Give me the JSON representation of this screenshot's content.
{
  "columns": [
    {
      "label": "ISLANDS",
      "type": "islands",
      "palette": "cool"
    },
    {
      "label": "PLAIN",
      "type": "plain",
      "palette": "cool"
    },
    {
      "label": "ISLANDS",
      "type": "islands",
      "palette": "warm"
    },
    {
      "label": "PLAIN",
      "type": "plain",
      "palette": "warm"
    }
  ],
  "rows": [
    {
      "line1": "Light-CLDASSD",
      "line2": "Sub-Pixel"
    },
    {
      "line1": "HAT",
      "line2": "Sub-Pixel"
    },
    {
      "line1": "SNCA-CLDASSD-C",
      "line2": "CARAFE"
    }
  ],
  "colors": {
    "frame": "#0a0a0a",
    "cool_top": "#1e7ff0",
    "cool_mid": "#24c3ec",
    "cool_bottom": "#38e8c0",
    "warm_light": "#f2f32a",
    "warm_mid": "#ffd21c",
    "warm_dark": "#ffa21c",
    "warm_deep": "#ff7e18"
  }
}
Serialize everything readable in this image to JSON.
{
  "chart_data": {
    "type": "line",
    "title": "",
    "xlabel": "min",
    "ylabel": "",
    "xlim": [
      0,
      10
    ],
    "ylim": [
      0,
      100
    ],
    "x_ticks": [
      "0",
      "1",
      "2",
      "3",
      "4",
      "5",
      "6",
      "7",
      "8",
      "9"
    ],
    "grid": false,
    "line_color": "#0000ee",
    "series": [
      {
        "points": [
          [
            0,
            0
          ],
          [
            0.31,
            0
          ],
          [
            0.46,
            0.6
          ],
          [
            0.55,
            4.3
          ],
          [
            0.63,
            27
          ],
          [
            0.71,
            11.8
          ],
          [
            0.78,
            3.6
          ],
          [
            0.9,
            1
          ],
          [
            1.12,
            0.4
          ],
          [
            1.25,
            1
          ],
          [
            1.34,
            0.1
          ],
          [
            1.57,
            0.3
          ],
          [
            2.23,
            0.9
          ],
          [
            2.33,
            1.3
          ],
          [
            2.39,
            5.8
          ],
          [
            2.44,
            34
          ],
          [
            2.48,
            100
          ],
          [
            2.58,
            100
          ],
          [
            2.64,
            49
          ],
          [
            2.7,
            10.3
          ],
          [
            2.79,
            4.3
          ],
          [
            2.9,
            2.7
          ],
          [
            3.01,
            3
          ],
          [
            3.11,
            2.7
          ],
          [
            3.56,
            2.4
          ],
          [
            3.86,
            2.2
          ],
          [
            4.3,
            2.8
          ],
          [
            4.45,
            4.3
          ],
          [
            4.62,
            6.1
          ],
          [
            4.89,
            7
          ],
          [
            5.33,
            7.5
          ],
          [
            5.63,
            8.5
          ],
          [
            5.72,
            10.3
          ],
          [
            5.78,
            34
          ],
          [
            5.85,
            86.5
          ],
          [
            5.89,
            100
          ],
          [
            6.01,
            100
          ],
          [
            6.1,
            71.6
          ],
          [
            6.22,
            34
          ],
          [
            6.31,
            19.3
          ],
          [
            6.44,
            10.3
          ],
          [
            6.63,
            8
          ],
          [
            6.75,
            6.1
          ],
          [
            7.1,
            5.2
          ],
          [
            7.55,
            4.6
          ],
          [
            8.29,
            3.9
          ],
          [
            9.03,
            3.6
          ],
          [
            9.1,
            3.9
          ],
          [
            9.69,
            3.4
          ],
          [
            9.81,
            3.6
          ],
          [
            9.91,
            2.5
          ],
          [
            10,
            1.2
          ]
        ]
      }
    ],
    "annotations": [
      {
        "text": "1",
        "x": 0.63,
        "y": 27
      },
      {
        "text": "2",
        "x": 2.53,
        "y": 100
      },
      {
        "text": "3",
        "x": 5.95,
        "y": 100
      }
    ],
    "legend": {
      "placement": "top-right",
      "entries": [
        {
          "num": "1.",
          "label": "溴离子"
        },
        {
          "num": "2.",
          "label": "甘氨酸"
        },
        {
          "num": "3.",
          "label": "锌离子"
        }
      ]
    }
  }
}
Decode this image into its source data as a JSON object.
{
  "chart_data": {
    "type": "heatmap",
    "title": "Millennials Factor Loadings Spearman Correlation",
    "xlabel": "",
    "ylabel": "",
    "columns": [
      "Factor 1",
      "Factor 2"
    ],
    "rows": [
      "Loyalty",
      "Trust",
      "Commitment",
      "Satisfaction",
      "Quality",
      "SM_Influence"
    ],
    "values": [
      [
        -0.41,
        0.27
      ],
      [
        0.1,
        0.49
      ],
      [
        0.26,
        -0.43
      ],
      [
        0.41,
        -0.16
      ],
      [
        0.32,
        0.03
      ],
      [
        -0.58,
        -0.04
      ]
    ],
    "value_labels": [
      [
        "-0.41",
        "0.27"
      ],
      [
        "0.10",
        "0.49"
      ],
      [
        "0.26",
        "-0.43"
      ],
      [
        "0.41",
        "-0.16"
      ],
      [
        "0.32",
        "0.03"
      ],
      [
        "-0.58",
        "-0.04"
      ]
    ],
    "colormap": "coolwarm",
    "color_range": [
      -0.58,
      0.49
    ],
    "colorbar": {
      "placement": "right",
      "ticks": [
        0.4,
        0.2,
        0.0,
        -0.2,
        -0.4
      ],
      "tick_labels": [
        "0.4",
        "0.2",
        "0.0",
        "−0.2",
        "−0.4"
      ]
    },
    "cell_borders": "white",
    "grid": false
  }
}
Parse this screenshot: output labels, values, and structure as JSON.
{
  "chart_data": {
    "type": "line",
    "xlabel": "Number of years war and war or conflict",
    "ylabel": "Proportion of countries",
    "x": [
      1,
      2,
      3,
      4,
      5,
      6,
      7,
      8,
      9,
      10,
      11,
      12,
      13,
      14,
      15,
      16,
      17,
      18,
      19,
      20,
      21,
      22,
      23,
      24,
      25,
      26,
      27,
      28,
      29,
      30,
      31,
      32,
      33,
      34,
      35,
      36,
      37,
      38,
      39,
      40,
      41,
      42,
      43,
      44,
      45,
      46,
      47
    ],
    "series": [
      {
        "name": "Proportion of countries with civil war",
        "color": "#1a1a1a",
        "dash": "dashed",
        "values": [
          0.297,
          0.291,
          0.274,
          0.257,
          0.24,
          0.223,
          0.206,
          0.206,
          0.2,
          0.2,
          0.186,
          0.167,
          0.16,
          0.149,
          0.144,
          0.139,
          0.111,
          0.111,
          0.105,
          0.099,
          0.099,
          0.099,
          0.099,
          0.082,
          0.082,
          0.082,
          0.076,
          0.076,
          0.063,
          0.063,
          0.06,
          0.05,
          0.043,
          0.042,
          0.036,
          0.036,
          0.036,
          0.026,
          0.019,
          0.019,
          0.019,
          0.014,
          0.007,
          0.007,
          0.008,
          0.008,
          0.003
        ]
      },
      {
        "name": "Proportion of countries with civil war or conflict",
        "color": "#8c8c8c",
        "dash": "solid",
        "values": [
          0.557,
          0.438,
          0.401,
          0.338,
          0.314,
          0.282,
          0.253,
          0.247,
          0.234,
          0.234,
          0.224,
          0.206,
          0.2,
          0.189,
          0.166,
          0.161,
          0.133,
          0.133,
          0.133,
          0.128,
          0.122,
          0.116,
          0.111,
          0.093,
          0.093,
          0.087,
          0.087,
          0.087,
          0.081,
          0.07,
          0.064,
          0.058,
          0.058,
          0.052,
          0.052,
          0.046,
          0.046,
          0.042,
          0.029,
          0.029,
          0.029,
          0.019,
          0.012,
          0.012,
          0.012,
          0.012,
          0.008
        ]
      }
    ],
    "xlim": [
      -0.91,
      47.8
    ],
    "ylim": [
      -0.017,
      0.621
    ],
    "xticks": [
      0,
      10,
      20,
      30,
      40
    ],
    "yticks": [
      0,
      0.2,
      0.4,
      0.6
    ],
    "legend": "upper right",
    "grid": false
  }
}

--*--

CHALLENGE: Pull out every line of the records above that contains the word "title".

CORRECT ANSWER:
    "title": "",
    "title": "Millennials Factor Loadings Spearman Correlation",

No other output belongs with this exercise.